- EXCERPTED DATA:

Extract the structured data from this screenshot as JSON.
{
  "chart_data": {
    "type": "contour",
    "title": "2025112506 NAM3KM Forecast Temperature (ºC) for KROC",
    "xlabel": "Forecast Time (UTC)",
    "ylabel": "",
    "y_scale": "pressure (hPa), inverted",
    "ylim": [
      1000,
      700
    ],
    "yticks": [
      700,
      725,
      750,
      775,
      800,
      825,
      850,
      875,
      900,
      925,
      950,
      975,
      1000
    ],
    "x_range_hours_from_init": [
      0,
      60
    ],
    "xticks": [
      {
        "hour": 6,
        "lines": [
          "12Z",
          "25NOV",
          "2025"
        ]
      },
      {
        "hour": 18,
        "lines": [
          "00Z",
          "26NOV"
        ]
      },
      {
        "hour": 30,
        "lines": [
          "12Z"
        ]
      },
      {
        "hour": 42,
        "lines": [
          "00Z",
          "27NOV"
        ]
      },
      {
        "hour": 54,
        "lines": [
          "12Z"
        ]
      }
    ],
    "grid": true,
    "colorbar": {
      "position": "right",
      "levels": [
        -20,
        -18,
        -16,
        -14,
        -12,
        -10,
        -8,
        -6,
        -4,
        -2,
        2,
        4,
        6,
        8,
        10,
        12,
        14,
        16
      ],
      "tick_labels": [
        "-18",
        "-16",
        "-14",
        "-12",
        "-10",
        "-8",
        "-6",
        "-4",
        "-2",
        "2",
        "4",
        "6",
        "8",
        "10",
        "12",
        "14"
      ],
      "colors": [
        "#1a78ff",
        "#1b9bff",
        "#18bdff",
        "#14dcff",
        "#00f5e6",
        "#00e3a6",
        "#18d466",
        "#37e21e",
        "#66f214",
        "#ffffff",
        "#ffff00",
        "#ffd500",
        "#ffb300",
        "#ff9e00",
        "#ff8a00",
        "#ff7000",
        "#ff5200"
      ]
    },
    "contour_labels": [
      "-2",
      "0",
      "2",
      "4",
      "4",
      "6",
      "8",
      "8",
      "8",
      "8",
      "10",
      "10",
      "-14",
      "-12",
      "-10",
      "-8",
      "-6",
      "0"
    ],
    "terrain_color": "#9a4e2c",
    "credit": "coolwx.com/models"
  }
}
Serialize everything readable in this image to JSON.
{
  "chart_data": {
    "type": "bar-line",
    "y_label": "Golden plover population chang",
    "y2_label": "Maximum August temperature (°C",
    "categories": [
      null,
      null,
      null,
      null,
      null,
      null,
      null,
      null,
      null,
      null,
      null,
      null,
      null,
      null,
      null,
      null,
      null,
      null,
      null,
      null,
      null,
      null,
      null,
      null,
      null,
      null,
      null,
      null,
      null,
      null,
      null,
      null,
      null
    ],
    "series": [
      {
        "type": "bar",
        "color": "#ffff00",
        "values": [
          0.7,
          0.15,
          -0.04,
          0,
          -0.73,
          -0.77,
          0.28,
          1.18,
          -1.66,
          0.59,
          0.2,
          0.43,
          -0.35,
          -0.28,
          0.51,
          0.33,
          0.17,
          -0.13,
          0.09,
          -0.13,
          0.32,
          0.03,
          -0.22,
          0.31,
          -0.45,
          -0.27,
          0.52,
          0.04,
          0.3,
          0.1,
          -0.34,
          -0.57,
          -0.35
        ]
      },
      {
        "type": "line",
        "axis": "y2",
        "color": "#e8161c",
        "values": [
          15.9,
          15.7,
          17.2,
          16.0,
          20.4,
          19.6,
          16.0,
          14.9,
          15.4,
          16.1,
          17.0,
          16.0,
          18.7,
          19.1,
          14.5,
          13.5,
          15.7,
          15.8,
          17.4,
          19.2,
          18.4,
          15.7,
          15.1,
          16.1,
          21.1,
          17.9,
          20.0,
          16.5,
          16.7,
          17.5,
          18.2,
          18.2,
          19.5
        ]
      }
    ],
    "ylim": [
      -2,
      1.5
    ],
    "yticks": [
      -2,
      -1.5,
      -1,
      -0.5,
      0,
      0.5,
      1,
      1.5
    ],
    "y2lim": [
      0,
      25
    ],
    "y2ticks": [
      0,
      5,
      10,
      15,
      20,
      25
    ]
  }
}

- WHAT YOU HAVE TO DO: Reproduce the entries above in full, verbatim.

- RESULT BELOW:
Extract the structured data from this screenshot as JSON.
{
  "chart_data": {
    "type": "contour",
    "title": "2025112506 NAM3KM Forecast Temperature (ºC) for KROC",
    "xlabel": "Forecast Time (UTC)",
    "ylabel": "",
    "y_scale": "pressure (hPa), inverted",
    "ylim": [
      1000,
      700
    ],
    "yticks": [
      700,
      725,
      750,
      775,
      800,
      825,
      850,
      875,
      900,
      925,
      950,
      975,
      1000
    ],
    "x_range_hours_from_init": [
      0,
      60
    ],
    "xticks": [
      {
        "hour": 6,
        "lines": [
          "12Z",
          "25NOV",
          "2025"
        ]
      },
      {
        "hour": 18,
        "lines": [
          "00Z",
          "26NOV"
        ]
      },
      {
        "hour": 30,
        "lines": [
          "12Z"
        ]
      },
      {
        "hour": 42,
        "lines": [
          "00Z",
          "27NOV"
        ]
      },
      {
        "hour": 54,
        "lines": [
          "12Z"
        ]
      }
    ],
    "grid": true,
    "colorbar": {
      "position": "right",
      "levels": [
        -20,
        -18,
        -16,
        -14,
        -12,
        -10,
        -8,
        -6,
        -4,
        -2,
        2,
        4,
        6,
        8,
        10,
        12,
        14,
        16
      ],
      "tick_labels": [
        "-18",
        "-16",
        "-14",
        "-12",
        "-10",
        "-8",
        "-6",
        "-4",
        "-2",
        "2",
        "4",
        "6",
        "8",
        "10",
        "12",
        "14"
      ],
      "colors": [
        "#1a78ff",
        "#1b9bff",
        "#18bdff",
        "#14dcff",
        "#00f5e6",
        "#00e3a6",
        "#18d466",
        "#37e21e",
        "#66f214",
        "#ffffff",
        "#ffff00",
        "#ffd500",
        "#ffb300",
        "#ff9e00",
        "#ff8a00",
        "#ff7000",
        "#ff5200"
      ]
    },
    "contour_labels": [
      "-2",
      "0",
      "2",
      "4",
      "4",
      "6",
      "8",
      "8",
      "8",
      "8",
      "10",
      "10",
      "-14",
      "-12",
      "-10",
      "-8",
      "-6",
      "0"
    ],
    "terrain_color": "#9a4e2c",
    "credit": "coolwx.com/models"
  }
}
Serialize everything readable in this image to JSON.
{
  "chart_data": {
    "type": "bar-line",
    "y_label": "Golden plover population chang",
    "y2_label": "Maximum August temperature (°C",
    "categories": [
      null,
      null,
      null,
      null,
      null,
      null,
      null,
      null,
      null,
      null,
      null,
      null,
      null,
      null,
      null,
      null,
      null,
      null,
      null,
      null,
      null,
      null,
      null,
      null,
      null,
      null,
      null,
      null,
      null,
      null,
      null,
      null,
      null
    ],
    "series": [
      {
        "type": "bar",
        "color": "#ffff00",
        "values": [
          0.7,
          0.15,
          -0.04,
          0,
          -0.73,
          -0.77,
          0.28,
          1.18,
          -1.66,
          0.59,
          0.2,
          0.43,
          -0.35,
          -0.28,
          0.51,
          0.33,
          0.17,
          -0.13,
          0.09,
          -0.13,
          0.32,
          0.03,
          -0.22,
          0.31,
          -0.45,
          -0.27,
          0.52,
          0.04,
          0.3,
          0.1,
          -0.34,
          -0.57,
          -0.35
        ]
      },
      {
        "type": "line",
        "axis": "y2",
        "color": "#e8161c",
        "values": [
          15.9,
          15.7,
          17.2,
          16.0,
          20.4,
          19.6,
          16.0,
          14.9,
          15.4,
          16.1,
          17.0,
          16.0,
          18.7,
          19.1,
          14.5,
          13.5,
          15.7,
          15.8,
          17.4,
          19.2,
          18.4,
          15.7,
          15.1,
          16.1,
          21.1,
          17.9,
          20.0,
          16.5,
          16.7,
          17.5,
          18.2,
          18.2,
          19.5
        ]
      }
    ],
    "ylim": [
      -2,
      1.5
    ],
    "yticks": [
      -2,
      -1.5,
      -1,
      -0.5,
      0,
      0.5,
      1,
      1.5
    ],
    "y2lim": [
      0,
      25
    ],
    "y2ticks": [
      0,
      5,
      10,
      15,
      20,
      25
    ]
  }
}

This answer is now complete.